(Dataset excerpt)
-*-*-
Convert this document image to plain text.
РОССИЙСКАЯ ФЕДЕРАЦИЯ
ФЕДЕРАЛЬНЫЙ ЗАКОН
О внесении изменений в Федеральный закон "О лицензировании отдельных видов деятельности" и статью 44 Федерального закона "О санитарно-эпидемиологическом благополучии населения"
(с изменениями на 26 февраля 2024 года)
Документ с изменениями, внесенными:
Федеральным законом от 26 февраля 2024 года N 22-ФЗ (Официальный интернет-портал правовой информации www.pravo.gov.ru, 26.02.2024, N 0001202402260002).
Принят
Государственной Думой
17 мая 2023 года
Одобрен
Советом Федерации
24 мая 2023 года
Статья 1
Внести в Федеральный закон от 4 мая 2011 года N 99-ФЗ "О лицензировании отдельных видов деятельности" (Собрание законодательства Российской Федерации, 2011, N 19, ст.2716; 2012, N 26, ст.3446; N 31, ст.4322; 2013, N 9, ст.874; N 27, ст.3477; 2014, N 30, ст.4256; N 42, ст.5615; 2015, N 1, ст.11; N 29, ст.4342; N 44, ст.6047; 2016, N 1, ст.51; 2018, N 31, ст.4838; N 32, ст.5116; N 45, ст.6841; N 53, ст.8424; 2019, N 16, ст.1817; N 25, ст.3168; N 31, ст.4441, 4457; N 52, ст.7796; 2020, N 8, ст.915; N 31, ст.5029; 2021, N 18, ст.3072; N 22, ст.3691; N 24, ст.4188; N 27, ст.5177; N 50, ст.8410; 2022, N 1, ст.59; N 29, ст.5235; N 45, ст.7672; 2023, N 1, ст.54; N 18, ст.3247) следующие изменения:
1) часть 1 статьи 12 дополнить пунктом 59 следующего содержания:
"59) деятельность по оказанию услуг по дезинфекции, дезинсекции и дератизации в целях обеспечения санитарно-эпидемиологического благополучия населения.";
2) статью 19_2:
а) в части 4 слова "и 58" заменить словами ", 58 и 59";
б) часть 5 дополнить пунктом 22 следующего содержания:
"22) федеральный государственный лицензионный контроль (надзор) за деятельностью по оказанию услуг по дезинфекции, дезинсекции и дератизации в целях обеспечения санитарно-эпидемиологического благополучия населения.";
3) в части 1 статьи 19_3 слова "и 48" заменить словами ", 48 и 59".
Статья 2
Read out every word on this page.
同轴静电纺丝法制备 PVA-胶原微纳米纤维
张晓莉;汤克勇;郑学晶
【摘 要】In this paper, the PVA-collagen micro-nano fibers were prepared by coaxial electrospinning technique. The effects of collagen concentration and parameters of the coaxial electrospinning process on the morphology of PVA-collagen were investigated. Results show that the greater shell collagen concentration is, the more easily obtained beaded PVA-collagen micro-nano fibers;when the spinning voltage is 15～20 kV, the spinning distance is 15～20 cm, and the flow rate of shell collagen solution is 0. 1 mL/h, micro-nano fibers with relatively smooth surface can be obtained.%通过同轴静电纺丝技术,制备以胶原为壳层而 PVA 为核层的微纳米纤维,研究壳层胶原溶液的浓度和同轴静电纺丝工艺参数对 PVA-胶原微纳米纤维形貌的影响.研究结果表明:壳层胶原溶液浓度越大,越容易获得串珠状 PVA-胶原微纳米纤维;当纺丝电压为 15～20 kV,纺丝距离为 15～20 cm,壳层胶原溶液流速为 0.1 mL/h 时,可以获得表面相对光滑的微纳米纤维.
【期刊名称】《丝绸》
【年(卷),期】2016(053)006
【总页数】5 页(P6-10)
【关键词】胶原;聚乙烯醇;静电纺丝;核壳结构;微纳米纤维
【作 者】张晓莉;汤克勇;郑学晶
-*-*-
-- AIM OF THE TASK --
Transcribe every record above exactly as it appears.

-- EXERCISE OUTPUT --
Convert this document image to plain text.
РОССИЙСКАЯ ФЕДЕРАЦИЯ
ФЕДЕРАЛЬНЫЙ ЗАКОН
О внесении изменений в Федеральный закон "О лицензировании отдельных видов деятельности" и статью 44 Федерального закона "О санитарно-эпидемиологическом благополучии населения"
(с изменениями на 26 февраля 2024 года)
Документ с изменениями, внесенными:
Федеральным законом от 26 февраля 2024 года N 22-ФЗ (Официальный интернет-портал правовой информации www.pravo.gov.ru, 26.02.2024, N 0001202402260002).
Принят
Государственной Думой
17 мая 2023 года
Одобрен
Советом Федерации
24 мая 2023 года
Статья 1
Внести в Федеральный закон от 4 мая 2011 года N 99-ФЗ "О лицензировании отдельных видов деятельности" (Собрание законодательства Российской Федерации, 2011, N 19, ст.2716; 2012, N 26, ст.3446; N 31, ст.4322; 2013, N 9, ст.874; N 27, ст.3477; 2014, N 30, ст.4256; N 42, ст.5615; 2015, N 1, ст.11; N 29, ст.4342; N 44, ст.6047; 2016, N 1, ст.51; 2018, N 31, ст.4838; N 32, ст.5116; N 45, ст.6841; N 53, ст.8424; 2019, N 16, ст.1817; N 25, ст.3168; N 31, ст.4441, 4457; N 52, ст.7796; 2020, N 8, ст.915; N 31, ст.5029; 2021, N 18, ст.3072; N 22, ст.3691; N 24, ст.4188; N 27, ст.5177; N 50, ст.8410; 2022, N 1, ст.59; N 29, ст.5235; N 45, ст.7672; 2023, N 1, ст.54; N 18, ст.3247) следующие изменения:
1) часть 1 статьи 12 дополнить пунктом 59 следующего содержания:
"59) деятельность по оказанию услуг по дезинфекции, дезинсекции и дератизации в целях обеспечения санитарно-эпидемиологического благополучия населения.";
2) статью 19_2:
а) в части 4 слова "и 58" заменить словами ", 58 и 59";
б) часть 5 дополнить пунктом 22 следующего содержания:
"22) федеральный государственный лицензионный контроль (надзор) за деятельностью по оказанию услуг по дезинфекции, дезинсекции и дератизации в целях обеспечения санитарно-эпидемиологического благополучия населения.";
3) в части 1 статьи 19_3 слова "и 48" заменить словами ", 48 и 59".
Статья 2
Read out every word on this page.
同轴静电纺丝法制备 PVA-胶原微纳米纤维
张晓莉;汤克勇;郑学晶
【摘 要】In this paper, the PVA-collagen micro-nano fibers were prepared by coaxial electrospinning technique. The effects of collagen concentration and parameters of the coaxial electrospinning process on the morphology of PVA-collagen were investigated. Results show that the greater shell collagen concentration is, the more easily obtained beaded PVA-collagen micro-nano fibers;when the spinning voltage is 15～20 kV, the spinning distance is 15～20 cm, and the flow rate of shell collagen solution is 0. 1 mL/h, micro-nano fibers with relatively smooth surface can be obtained.%通过同轴静电纺丝技术,制备以胶原为壳层而 PVA 为核层的微纳米纤维,研究壳层胶原溶液的浓度和同轴静电纺丝工艺参数对 PVA-胶原微纳米纤维形貌的影响.研究结果表明:壳层胶原溶液浓度越大,越容易获得串珠状 PVA-胶原微纳米纤维;当纺丝电压为 15～20 kV,纺丝距离为 15～20 cm,壳层胶原溶液流速为 0.1 mL/h 时,可以获得表面相对光滑的微纳米纤维.
【期刊名称】《丝绸》
【年(卷),期】2016(053)006
【总页数】5 页(P6-10)
【关键词】胶原;聚乙烯醇;静电纺丝;核壳结构;微纳米纤维
【作 者】张晓莉;汤克勇;郑学晶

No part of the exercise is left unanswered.